_WRITTEN PROBLEM_: Without the images, output each record below as it stands.
— START SOURCE RECORDS —
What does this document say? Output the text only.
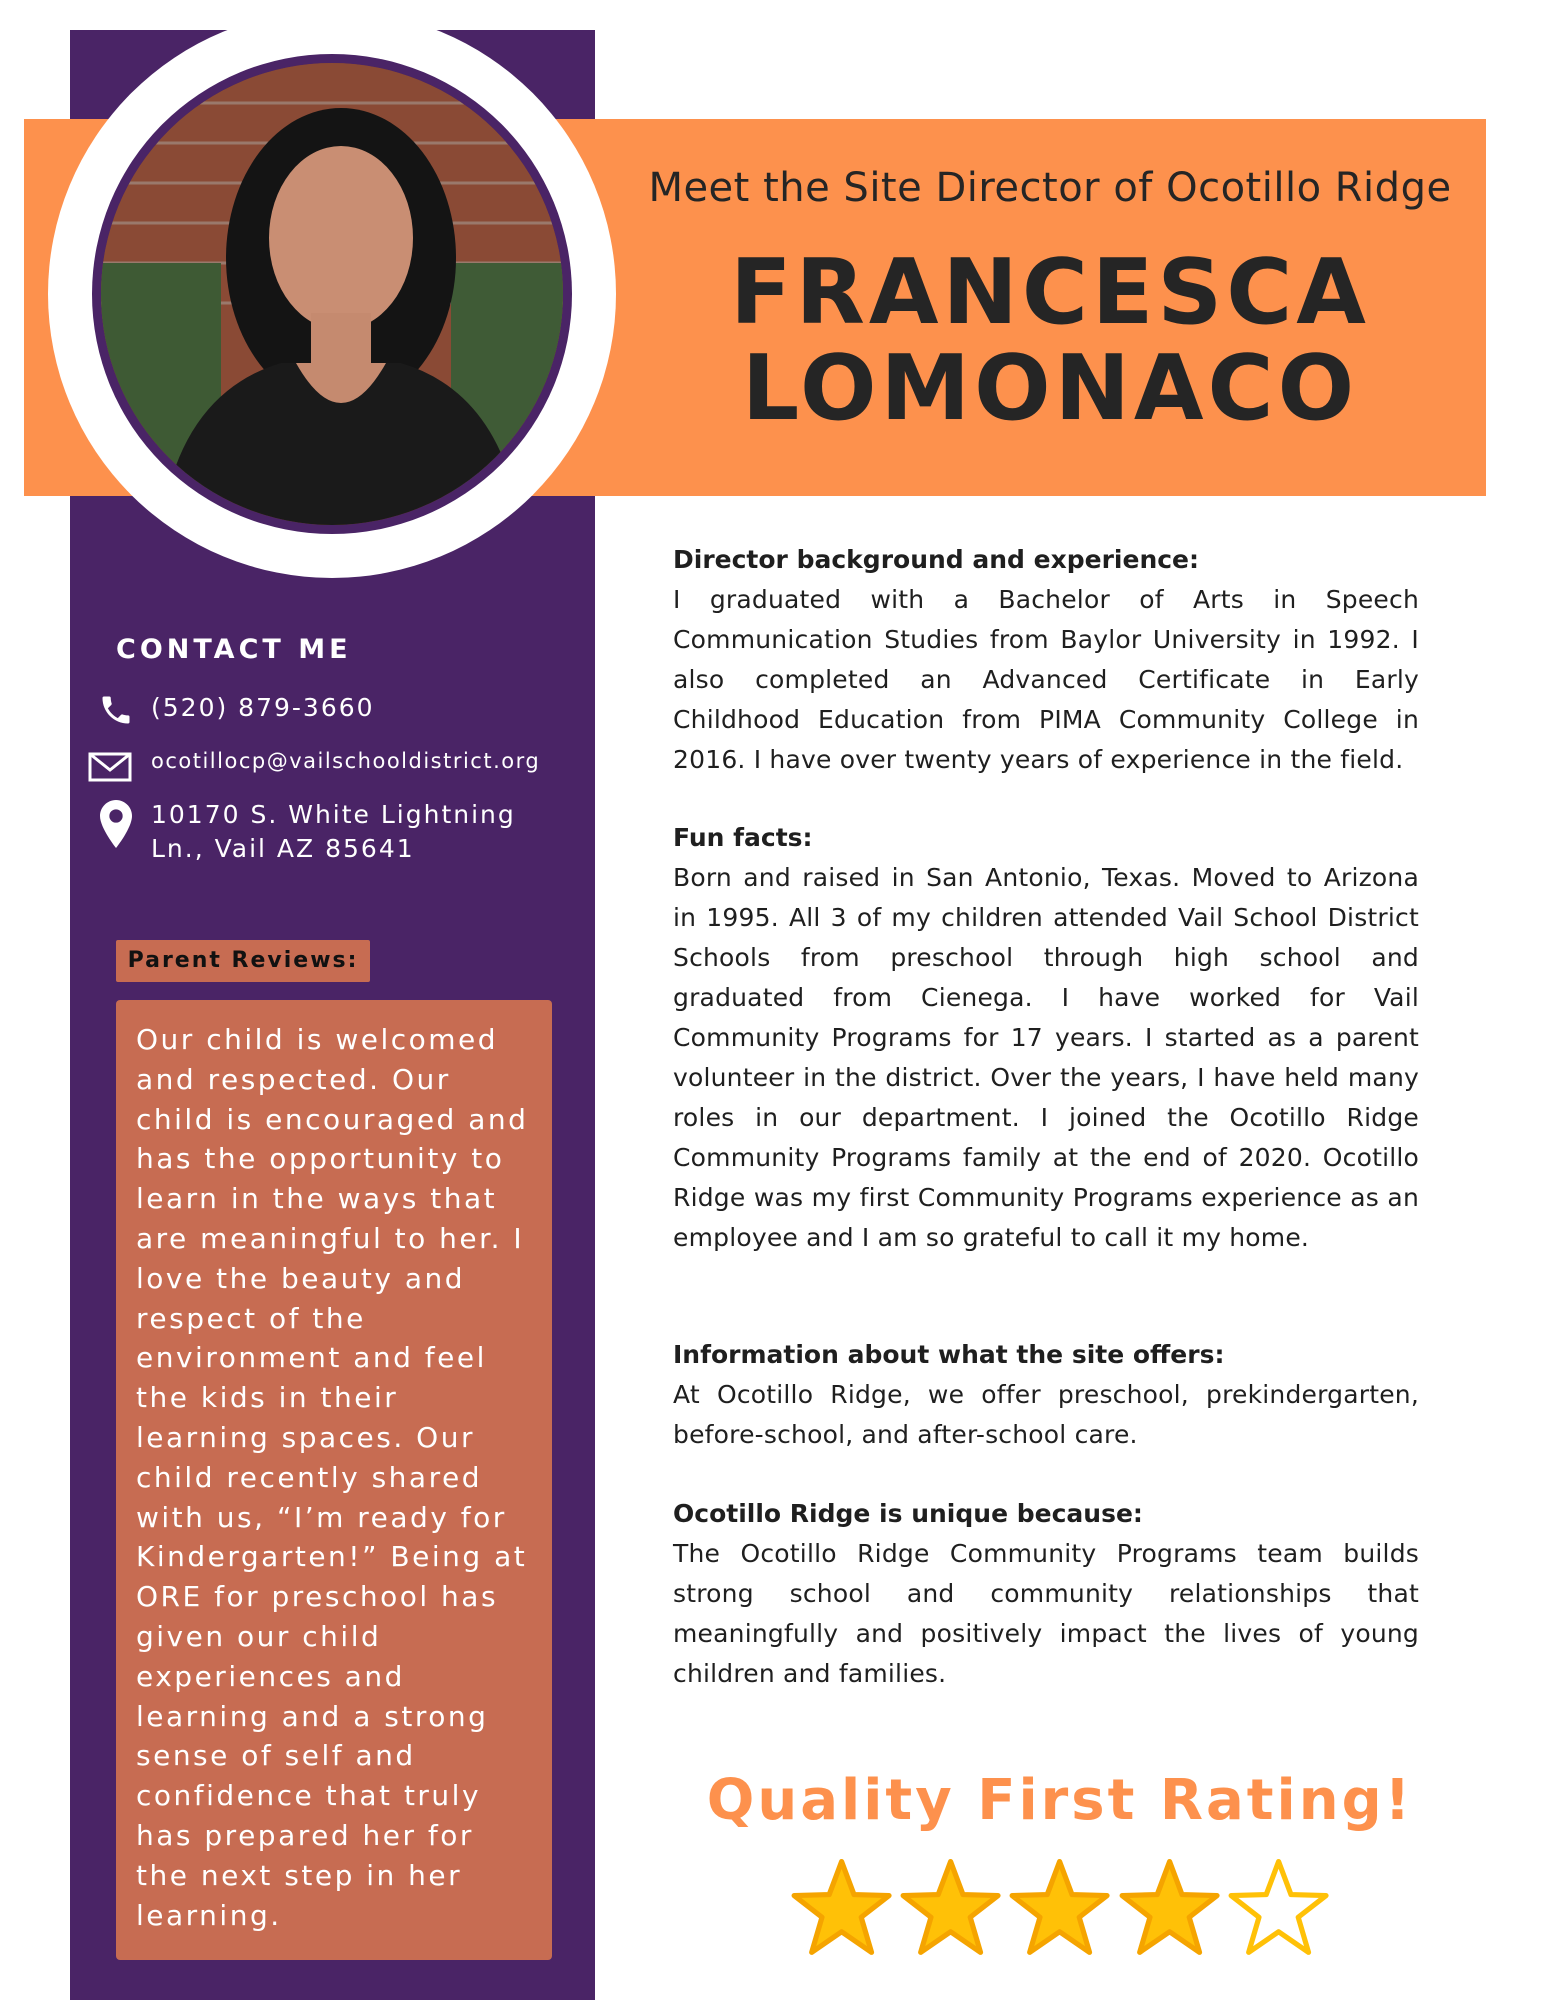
Meet the Site Director of Ocotillo Ridge
FRANCESCA
LOMONACO
CONTACT ME
(520) 879-3660
ocotillocp@vailschooldistrict.org
10170 S. White Lightning
Ln., Vail AZ 85641
Parent Reviews:
Our child is welcomed and respected. Our child is encouraged and has the opportunity to learn in the ways that are meaningful to her. I love the beauty and respect of the environment and feel the kids in their learning spaces. Our child recently shared with us, “I’m ready for Kindergarten!” Being at ORE for preschool has given our child experiences and learning and a strong sense of self and confidence that truly has prepared her for the next step in her learning.
Director background and experience:
I graduated with a Bachelor of Arts in Speech Communication Studies from Baylor University in 1992. I also completed an Advanced Certificate in Early Childhood Education from PIMA Community College in 2016. I have over twenty years of experience in the field.
Fun facts:
Born and raised in San Antonio, Texas. Moved to Arizona in 1995. All 3 of my children attended Vail School District Schools from preschool through high school and graduated from Cienega. I have worked for Vail Community Programs for 17 years. I started as a parent volunteer in the district. Over the years, I have held many roles in our department. I joined the Ocotillo Ridge Community Programs family at the end of 2020. Ocotillo Ridge was my first Community Programs experience as an employee and I am so grateful to call it my home.
Information about what the site offers:
At Ocotillo Ridge, we offer preschool, prekindergarten, before-school, and after-school care.
Ocotillo Ridge is unique because:
The Ocotillo Ridge Community Programs team builds strong school and community relationships that meaningfully and positively impact the lives of young children and families.
Quality First Rating!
— END SOURCE RECORDS —
_SOLUTION TO THE PROBLEM_:
What does this document say? Output the text only.
Meet the Site Director of Ocotillo Ridge
FRANCESCA
LOMONACO
CONTACT ME
(520) 879-3660
ocotillocp@vailschooldistrict.org
10170 S. White Lightning
Ln., Vail AZ 85641
Parent Reviews:
Our child is welcomed and respected. Our child is encouraged and has the opportunity to learn in the ways that are meaningful to her. I love the beauty and respect of the environment and feel the kids in their learning spaces. Our child recently shared with us, “I’m ready for Kindergarten!” Being at ORE for preschool has given our child experiences and learning and a strong sense of self and confidence that truly has prepared her for the next step in her learning.
Director background and experience:
I graduated with a Bachelor of Arts in Speech Communication Studies from Baylor University in 1992. I also completed an Advanced Certificate in Early Childhood Education from PIMA Community College in 2016. I have over twenty years of experience in the field.
Fun facts:
Born and raised in San Antonio, Texas. Moved to Arizona in 1995. All 3 of my children attended Vail School District Schools from preschool through high school and graduated from Cienega. I have worked for Vail Community Programs for 17 years. I started as a parent volunteer in the district. Over the years, I have held many roles in our department. I joined the Ocotillo Ridge Community Programs family at the end of 2020. Ocotillo Ridge was my first Community Programs experience as an employee and I am so grateful to call it my home.
Information about what the site offers:
At Ocotillo Ridge, we offer preschool, prekindergarten, before-school, and after-school care.
Ocotillo Ridge is unique because:
The Ocotillo Ridge Community Programs team builds strong school and community relationships that meaningfully and positively impact the lives of young children and families.
Quality First Rating!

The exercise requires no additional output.